Copy out all lines in the data below containing the string "JSON".

**ROWS:**
>> START
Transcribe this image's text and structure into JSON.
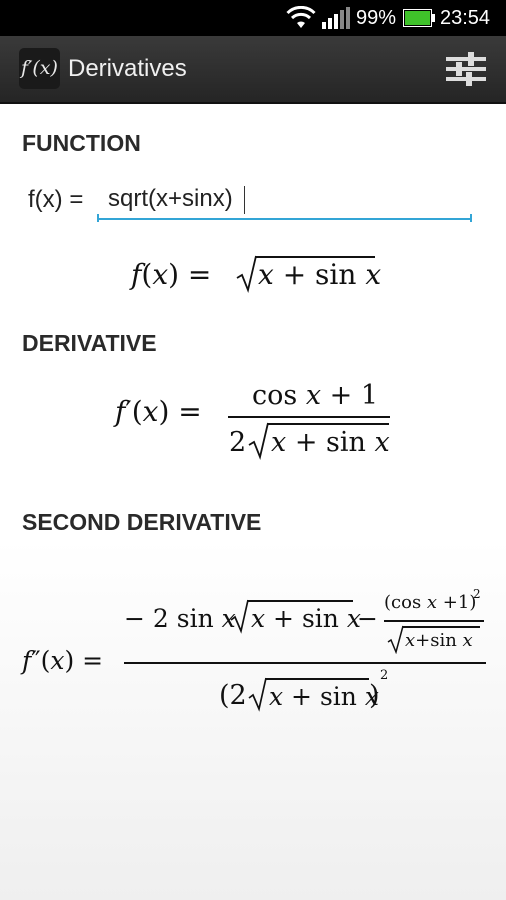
{
  "status_bar": {
    "battery_percent": "99%",
    "time": "23:54",
    "wifi_icon": "wifi-icon",
    "signal_icon": "signal-icon",
    "battery_icon": "battery-icon"
  },
  "action_bar": {
    "app_icon_text": "f′(x)",
    "title": "Derivatives",
    "settings_icon": "sliders-icon"
  },
  "function_section": {
    "label": "FUNCTION",
    "input_label": "f(x) =",
    "input_value": "sqrt(x+sinx)",
    "rendered": "f(x) = √(x + sin x)"
  },
  "derivative_section": {
    "label": "DERIVATIVE",
    "rendered": "f′(x) = (cos x + 1) / (2 √(x + sin x))"
  },
  "second_derivative_section": {
    "label": "SECOND DERIVATIVE",
    "rendered": "f″(x) = (−2 sin x √(x + sin x) − (cos x + 1)² / √(x + sin x)) / (2 √(x + sin x))²"
  },
  "colors": {
    "accent": "#33a5d6",
    "action_bar": "#2f2f2f",
    "status_bar": "#000000",
    "battery": "#3fc22a"
  }
}
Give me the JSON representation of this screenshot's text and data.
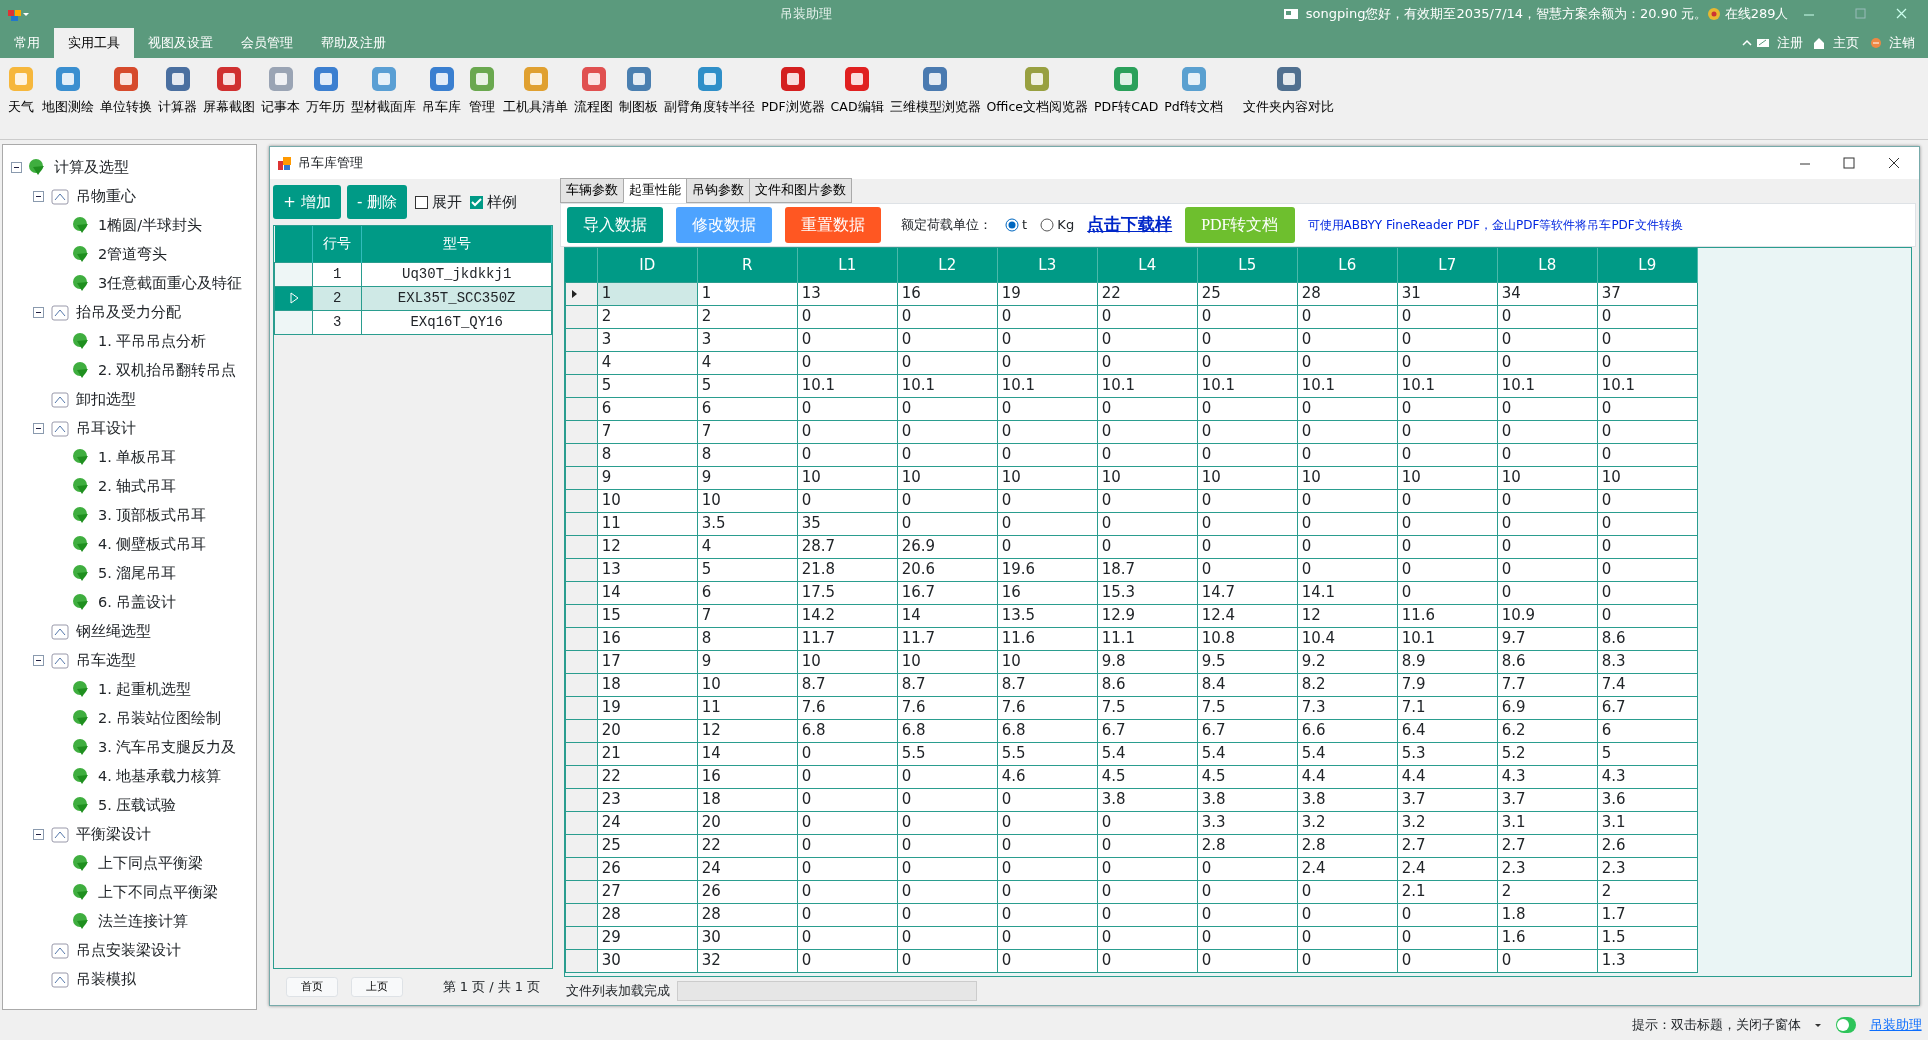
{
  "app": {
    "title": "吊装助理",
    "user_info": "songping您好，有效期至2035/7/14，智慧方案余额为：20.90 元。",
    "online": "在线289人"
  },
  "menu_tabs": [
    {
      "label": "常用",
      "selected": false
    },
    {
      "label": "实用工具",
      "selected": true
    },
    {
      "label": "视图及设置",
      "selected": false
    },
    {
      "label": "会员管理",
      "selected": false
    },
    {
      "label": "帮助及注册",
      "selected": false
    }
  ],
  "account_links": [
    "注册",
    "主页",
    "注销"
  ],
  "toolbar": [
    "天气",
    "地图测绘",
    "单位转换",
    "计算器",
    "屏幕截图",
    "记事本",
    "万年历",
    "型材截面库",
    "吊车库",
    "管理",
    "工机具清单",
    "流程图",
    "制图板",
    "副臂角度转半径",
    "PDF浏览器",
    "CAD编辑",
    "三维模型浏览器",
    "Office文档阅览器",
    "PDF转CAD",
    "Pdf转文档",
    "文件夹内容对比"
  ],
  "tree": [
    {
      "label": "计算及选型",
      "expanded": true,
      "children": [
        {
          "label": "吊物重心",
          "expanded": true,
          "children": [
            {
              "label": "1椭圆/半球封头"
            },
            {
              "label": "2管道弯头"
            },
            {
              "label": "3任意截面重心及特征"
            }
          ]
        },
        {
          "label": "抬吊及受力分配",
          "expanded": true,
          "children": [
            {
              "label": "1. 平吊吊点分析"
            },
            {
              "label": "2. 双机抬吊翻转吊点"
            }
          ]
        },
        {
          "label": "卸扣选型"
        },
        {
          "label": "吊耳设计",
          "expanded": true,
          "children": [
            {
              "label": "1. 单板吊耳"
            },
            {
              "label": "2. 轴式吊耳"
            },
            {
              "label": "3. 顶部板式吊耳"
            },
            {
              "label": "4. 侧壁板式吊耳"
            },
            {
              "label": "5. 溜尾吊耳"
            },
            {
              "label": "6. 吊盖设计"
            }
          ]
        },
        {
          "label": "钢丝绳选型"
        },
        {
          "label": "吊车选型",
          "expanded": true,
          "children": [
            {
              "label": "1. 起重机选型"
            },
            {
              "label": "2. 吊装站位图绘制"
            },
            {
              "label": "3. 汽车吊支腿反力及"
            },
            {
              "label": "4. 地基承载力核算"
            },
            {
              "label": "5. 压载试验"
            }
          ]
        },
        {
          "label": "平衡梁设计",
          "expanded": true,
          "children": [
            {
              "label": "上下同点平衡梁"
            },
            {
              "label": "上下不同点平衡梁"
            },
            {
              "label": "法兰连接计算"
            }
          ]
        },
        {
          "label": "吊点安装梁设计"
        },
        {
          "label": "吊装模拟"
        }
      ]
    }
  ],
  "child_window": {
    "title": "吊车库管理",
    "left": {
      "buttons": [
        "+ 增加",
        "- 删除"
      ],
      "checkboxes": [
        {
          "label": "展开",
          "checked": false
        },
        {
          "label": "样例",
          "checked": true
        }
      ],
      "columns": [
        "行号",
        "型号"
      ],
      "rows": [
        {
          "cells": [
            "1",
            "Uq30T_jkdkkj1"
          ],
          "selected": false
        },
        {
          "cells": [
            "2",
            "EXL35T_SCC350Z"
          ],
          "selected": true
        },
        {
          "cells": [
            "3",
            "EXq16T_QY16"
          ],
          "selected": false
        }
      ],
      "pager_buttons": [
        "首页",
        "上页"
      ],
      "pager_info": "第 1 页 / 共 1 页"
    },
    "right": {
      "tabs": [
        {
          "label": "车辆参数",
          "selected": false
        },
        {
          "label": "起重性能",
          "selected": true
        },
        {
          "label": "吊钩参数",
          "selected": false
        },
        {
          "label": "文件和图片参数",
          "selected": false
        }
      ],
      "actions": [
        {
          "label": "导入数据",
          "color": "#009a86"
        },
        {
          "label": "修改数据",
          "color": "#4da3ff"
        },
        {
          "label": "重置数据",
          "color": "#ff5722"
        }
      ],
      "unit_label": "额定荷载单位：",
      "units": [
        {
          "label": "t",
          "selected": true
        },
        {
          "label": "Kg",
          "selected": false
        }
      ],
      "download_link": "点击下载样",
      "pdf_button": "PDF转文档",
      "hint": "可使用ABBYY FineReader PDF，金山PDF等软件将吊车PDF文件转换",
      "columns": [
        "ID",
        "R",
        "L1",
        "L2",
        "L3",
        "L4",
        "L5",
        "L6",
        "L7",
        "L8",
        "L9"
      ],
      "rows": [
        {
          "cells": [
            "1",
            "1",
            "13",
            "16",
            "19",
            "22",
            "25",
            "28",
            "31",
            "34",
            "37"
          ],
          "selected": true
        },
        {
          "cells": [
            "2",
            "2",
            "0",
            "0",
            "0",
            "0",
            "0",
            "0",
            "0",
            "0",
            "0"
          ],
          "selected": false
        },
        {
          "cells": [
            "3",
            "3",
            "0",
            "0",
            "0",
            "0",
            "0",
            "0",
            "0",
            "0",
            "0"
          ],
          "selected": false
        },
        {
          "cells": [
            "4",
            "4",
            "0",
            "0",
            "0",
            "0",
            "0",
            "0",
            "0",
            "0",
            "0"
          ],
          "selected": false
        },
        {
          "cells": [
            "5",
            "5",
            "10.1",
            "10.1",
            "10.1",
            "10.1",
            "10.1",
            "10.1",
            "10.1",
            "10.1",
            "10.1"
          ],
          "selected": false
        },
        {
          "cells": [
            "6",
            "6",
            "0",
            "0",
            "0",
            "0",
            "0",
            "0",
            "0",
            "0",
            "0"
          ],
          "selected": false
        },
        {
          "cells": [
            "7",
            "7",
            "0",
            "0",
            "0",
            "0",
            "0",
            "0",
            "0",
            "0",
            "0"
          ],
          "selected": false
        },
        {
          "cells": [
            "8",
            "8",
            "0",
            "0",
            "0",
            "0",
            "0",
            "0",
            "0",
            "0",
            "0"
          ],
          "selected": false
        },
        {
          "cells": [
            "9",
            "9",
            "10",
            "10",
            "10",
            "10",
            "10",
            "10",
            "10",
            "10",
            "10"
          ],
          "selected": false
        },
        {
          "cells": [
            "10",
            "10",
            "0",
            "0",
            "0",
            "0",
            "0",
            "0",
            "0",
            "0",
            "0"
          ],
          "selected": false
        },
        {
          "cells": [
            "11",
            "3.5",
            "35",
            "0",
            "0",
            "0",
            "0",
            "0",
            "0",
            "0",
            "0"
          ],
          "selected": false
        },
        {
          "cells": [
            "12",
            "4",
            "28.7",
            "26.9",
            "0",
            "0",
            "0",
            "0",
            "0",
            "0",
            "0"
          ],
          "selected": false
        },
        {
          "cells": [
            "13",
            "5",
            "21.8",
            "20.6",
            "19.6",
            "18.7",
            "0",
            "0",
            "0",
            "0",
            "0"
          ],
          "selected": false
        },
        {
          "cells": [
            "14",
            "6",
            "17.5",
            "16.7",
            "16",
            "15.3",
            "14.7",
            "14.1",
            "0",
            "0",
            "0"
          ],
          "selected": false
        },
        {
          "cells": [
            "15",
            "7",
            "14.2",
            "14",
            "13.5",
            "12.9",
            "12.4",
            "12",
            "11.6",
            "10.9",
            "0"
          ],
          "selected": false
        },
        {
          "cells": [
            "16",
            "8",
            "11.7",
            "11.7",
            "11.6",
            "11.1",
            "10.8",
            "10.4",
            "10.1",
            "9.7",
            "8.6"
          ],
          "selected": false
        },
        {
          "cells": [
            "17",
            "9",
            "10",
            "10",
            "10",
            "9.8",
            "9.5",
            "9.2",
            "8.9",
            "8.6",
            "8.3"
          ],
          "selected": false
        },
        {
          "cells": [
            "18",
            "10",
            "8.7",
            "8.7",
            "8.7",
            "8.6",
            "8.4",
            "8.2",
            "7.9",
            "7.7",
            "7.4"
          ],
          "selected": false
        },
        {
          "cells": [
            "19",
            "11",
            "7.6",
            "7.6",
            "7.6",
            "7.5",
            "7.5",
            "7.3",
            "7.1",
            "6.9",
            "6.7"
          ],
          "selected": false
        },
        {
          "cells": [
            "20",
            "12",
            "6.8",
            "6.8",
            "6.8",
            "6.7",
            "6.7",
            "6.6",
            "6.4",
            "6.2",
            "6"
          ],
          "selected": false
        },
        {
          "cells": [
            "21",
            "14",
            "0",
            "5.5",
            "5.5",
            "5.4",
            "5.4",
            "5.4",
            "5.3",
            "5.2",
            "5"
          ],
          "selected": false
        },
        {
          "cells": [
            "22",
            "16",
            "0",
            "0",
            "4.6",
            "4.5",
            "4.5",
            "4.4",
            "4.4",
            "4.3",
            "4.3"
          ],
          "selected": false
        },
        {
          "cells": [
            "23",
            "18",
            "0",
            "0",
            "0",
            "3.8",
            "3.8",
            "3.8",
            "3.7",
            "3.7",
            "3.6"
          ],
          "selected": false
        },
        {
          "cells": [
            "24",
            "20",
            "0",
            "0",
            "0",
            "0",
            "3.3",
            "3.2",
            "3.2",
            "3.1",
            "3.1"
          ],
          "selected": false
        },
        {
          "cells": [
            "25",
            "22",
            "0",
            "0",
            "0",
            "0",
            "2.8",
            "2.8",
            "2.7",
            "2.7",
            "2.6"
          ],
          "selected": false
        },
        {
          "cells": [
            "26",
            "24",
            "0",
            "0",
            "0",
            "0",
            "0",
            "2.4",
            "2.4",
            "2.3",
            "2.3"
          ],
          "selected": false
        },
        {
          "cells": [
            "27",
            "26",
            "0",
            "0",
            "0",
            "0",
            "0",
            "0",
            "2.1",
            "2",
            "2"
          ],
          "selected": false
        },
        {
          "cells": [
            "28",
            "28",
            "0",
            "0",
            "0",
            "0",
            "0",
            "0",
            "0",
            "1.8",
            "1.7"
          ],
          "selected": false
        },
        {
          "cells": [
            "29",
            "30",
            "0",
            "0",
            "0",
            "0",
            "0",
            "0",
            "0",
            "1.6",
            "1.5"
          ],
          "selected": false
        },
        {
          "cells": [
            "30",
            "32",
            "0",
            "0",
            "0",
            "0",
            "0",
            "0",
            "0",
            "0",
            "1.3"
          ],
          "selected": false
        }
      ],
      "status": "文件列表加载完成"
    }
  },
  "status_bar": {
    "hint": "提示：双击标题，关闭子窗体",
    "toggle_on": true,
    "link": "吊装助理"
  }
}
>> END
**SOLUTION FOR THIS TASK:**
Transcribe this image's text and structure into JSON.
Give me the JSON representation of this screenshot's text and data.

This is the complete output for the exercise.